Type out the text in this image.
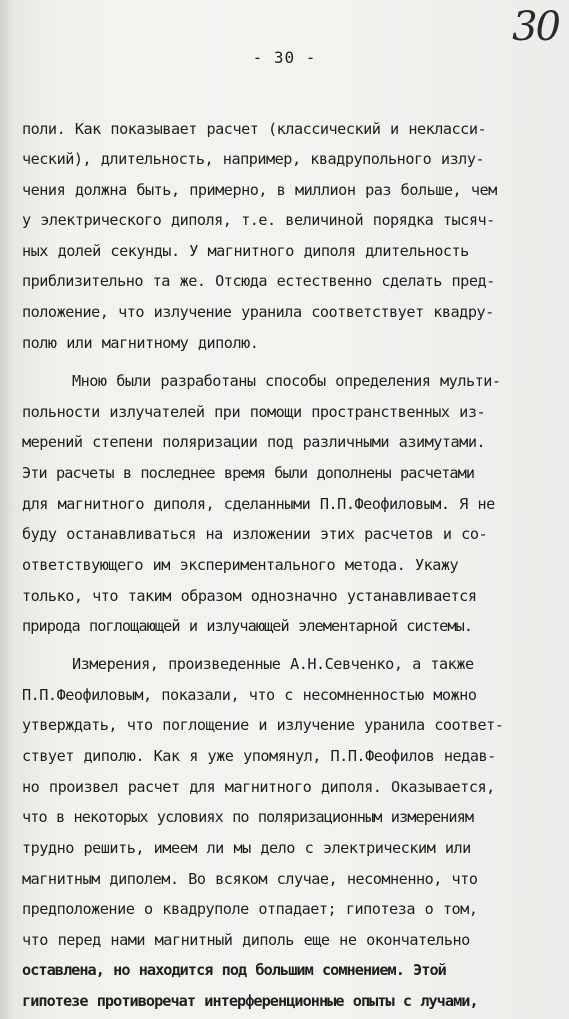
30
- 30 -
поли. Как показывает расчет (классический и некласси-
ческий), длительность, например, квадрупольного излу-
чения должна быть, примерно, в миллион раз больше, чем
у электрического диполя, т.е. величиной порядка тысяч-
ных долей секунды. У магнитного диполя длительность
приблизительно та же. Отсюда естественно сделать пред-
положение, что излучение уранила соответствует квадру-
полю или магнитному диполю.
Мною были разработаны способы определения мульти-
польности излучателей при помощи пространственных из-
мерений степени поляризации под различными азимутами.
Эти расчеты в последнее время были дополнены расчетами
для магнитного диполя, сделанными П.П.Феофиловым. Я не
буду останавливаться на изложении этих расчетов и со-
ответствующего им экспериментального метода. Укажу
только, что таким образом однозначно устанавливается
природа поглощающей и излучающей элементарной системы.
Измерения, произведенные А.Н.Севченко, а также
П.П.Феофиловым, показали, что с несомненностью можно
утверждать, что поглощение и излучение уранила соответ-
ствует диполю. Как я уже упомянул, П.П.Феофилов недав-
но произвел расчет для магнитного диполя. Оказывается,
что в некоторых условиях по поляризационным измерениям
трудно решить, имеем ли мы дело с электрическим или
магнитным диполем. Во всяком случае, несомненно, что
предположение о квадруполе отпадает; гипотеза о том,
что перед нами магнитный диполь еще не окончательно
оставлена, но находится под большим сомнением. Этой
гипотезе противоречат интерференционные опыты с лучами,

○ ○ ○

> _WORK INSTRUCTIONS_:
Omit any images, then output the listing exactly.

> _SOLUTION BELOW_:
Type out the text in this image.
30
- 30 -
поли. Как показывает расчет (классический и некласси-
ческий), длительность, например, квадрупольного излу-
чения должна быть, примерно, в миллион раз больше, чем
у электрического диполя, т.е. величиной порядка тысяч-
ных долей секунды. У магнитного диполя длительность
приблизительно та же. Отсюда естественно сделать пред-
положение, что излучение уранила соответствует квадру-
полю или магнитному диполю.
Мною были разработаны способы определения мульти-
польности излучателей при помощи пространственных из-
мерений степени поляризации под различными азимутами.
Эти расчеты в последнее время были дополнены расчетами
для магнитного диполя, сделанными П.П.Феофиловым. Я не
буду останавливаться на изложении этих расчетов и со-
ответствующего им экспериментального метода. Укажу
только, что таким образом однозначно устанавливается
природа поглощающей и излучающей элементарной системы.
Измерения, произведенные А.Н.Севченко, а также
П.П.Феофиловым, показали, что с несомненностью можно
утверждать, что поглощение и излучение уранила соответ-
ствует диполю. Как я уже упомянул, П.П.Феофилов недав-
но произвел расчет для магнитного диполя. Оказывается,
что в некоторых условиях по поляризационным измерениям
трудно решить, имеем ли мы дело с электрическим или
магнитным диполем. Во всяком случае, несомненно, что
предположение о квадруполе отпадает; гипотеза о том,
что перед нами магнитный диполь еще не окончательно
оставлена, но находится под большим сомнением. Этой
гипотезе противоречат интерференционные опыты с лучами,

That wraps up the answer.